[Stored data entries]
— start —

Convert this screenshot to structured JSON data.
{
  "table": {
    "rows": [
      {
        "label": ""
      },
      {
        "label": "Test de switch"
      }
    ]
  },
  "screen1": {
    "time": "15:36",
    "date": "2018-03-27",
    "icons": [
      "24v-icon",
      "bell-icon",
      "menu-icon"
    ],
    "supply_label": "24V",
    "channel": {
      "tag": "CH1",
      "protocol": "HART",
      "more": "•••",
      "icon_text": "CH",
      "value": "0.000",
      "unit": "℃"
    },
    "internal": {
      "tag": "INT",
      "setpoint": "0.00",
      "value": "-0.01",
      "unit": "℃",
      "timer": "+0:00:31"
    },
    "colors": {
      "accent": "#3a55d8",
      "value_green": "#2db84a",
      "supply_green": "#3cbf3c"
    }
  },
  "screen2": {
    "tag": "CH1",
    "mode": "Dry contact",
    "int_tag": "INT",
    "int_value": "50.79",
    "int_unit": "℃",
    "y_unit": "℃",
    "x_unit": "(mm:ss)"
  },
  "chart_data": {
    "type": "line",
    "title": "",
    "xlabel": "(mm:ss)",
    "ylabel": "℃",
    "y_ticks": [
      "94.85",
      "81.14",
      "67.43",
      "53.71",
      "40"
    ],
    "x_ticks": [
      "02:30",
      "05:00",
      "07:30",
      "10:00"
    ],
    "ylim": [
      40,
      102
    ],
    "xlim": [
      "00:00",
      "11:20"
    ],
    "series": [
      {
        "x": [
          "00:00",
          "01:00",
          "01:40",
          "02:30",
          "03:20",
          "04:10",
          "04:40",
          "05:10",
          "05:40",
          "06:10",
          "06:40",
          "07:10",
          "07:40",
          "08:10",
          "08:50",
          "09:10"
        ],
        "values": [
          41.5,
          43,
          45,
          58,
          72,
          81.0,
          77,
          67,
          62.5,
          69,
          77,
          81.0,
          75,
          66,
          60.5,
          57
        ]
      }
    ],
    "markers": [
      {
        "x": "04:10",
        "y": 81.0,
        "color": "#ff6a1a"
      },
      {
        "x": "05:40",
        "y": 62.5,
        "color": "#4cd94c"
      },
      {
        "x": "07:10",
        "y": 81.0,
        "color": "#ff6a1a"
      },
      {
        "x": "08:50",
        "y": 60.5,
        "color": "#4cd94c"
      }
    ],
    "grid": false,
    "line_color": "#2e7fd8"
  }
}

— end —

» **Objective**:
Above are some records; repeat all of them exactly.

» **Reply**:
Convert this screenshot to structured JSON data.
{
  "table": {
    "rows": [
      {
        "label": ""
      },
      {
        "label": "Test de switch"
      }
    ]
  },
  "screen1": {
    "time": "15:36",
    "date": "2018-03-27",
    "icons": [
      "24v-icon",
      "bell-icon",
      "menu-icon"
    ],
    "supply_label": "24V",
    "channel": {
      "tag": "CH1",
      "protocol": "HART",
      "more": "•••",
      "icon_text": "CH",
      "value": "0.000",
      "unit": "℃"
    },
    "internal": {
      "tag": "INT",
      "setpoint": "0.00",
      "value": "-0.01",
      "unit": "℃",
      "timer": "+0:00:31"
    },
    "colors": {
      "accent": "#3a55d8",
      "value_green": "#2db84a",
      "supply_green": "#3cbf3c"
    }
  },
  "screen2": {
    "tag": "CH1",
    "mode": "Dry contact",
    "int_tag": "INT",
    "int_value": "50.79",
    "int_unit": "℃",
    "y_unit": "℃",
    "x_unit": "(mm:ss)"
  },
  "chart_data": {
    "type": "line",
    "title": "",
    "xlabel": "(mm:ss)",
    "ylabel": "℃",
    "y_ticks": [
      "94.85",
      "81.14",
      "67.43",
      "53.71",
      "40"
    ],
    "x_ticks": [
      "02:30",
      "05:00",
      "07:30",
      "10:00"
    ],
    "ylim": [
      40,
      102
    ],
    "xlim": [
      "00:00",
      "11:20"
    ],
    "series": [
      {
        "x": [
          "00:00",
          "01:00",
          "01:40",
          "02:30",
          "03:20",
          "04:10",
          "04:40",
          "05:10",
          "05:40",
          "06:10",
          "06:40",
          "07:10",
          "07:40",
          "08:10",
          "08:50",
          "09:10"
        ],
        "values": [
          41.5,
          43,
          45,
          58,
          72,
          81.0,
          77,
          67,
          62.5,
          69,
          77,
          81.0,
          75,
          66,
          60.5,
          57
        ]
      }
    ],
    "markers": [
      {
        "x": "04:10",
        "y": 81.0,
        "color": "#ff6a1a"
      },
      {
        "x": "05:40",
        "y": 62.5,
        "color": "#4cd94c"
      },
      {
        "x": "07:10",
        "y": 81.0,
        "color": "#ff6a1a"
      },
      {
        "x": "08:50",
        "y": 60.5,
        "color": "#4cd94c"
      }
    ],
    "grid": false,
    "line_color": "#2e7fd8"
  }
}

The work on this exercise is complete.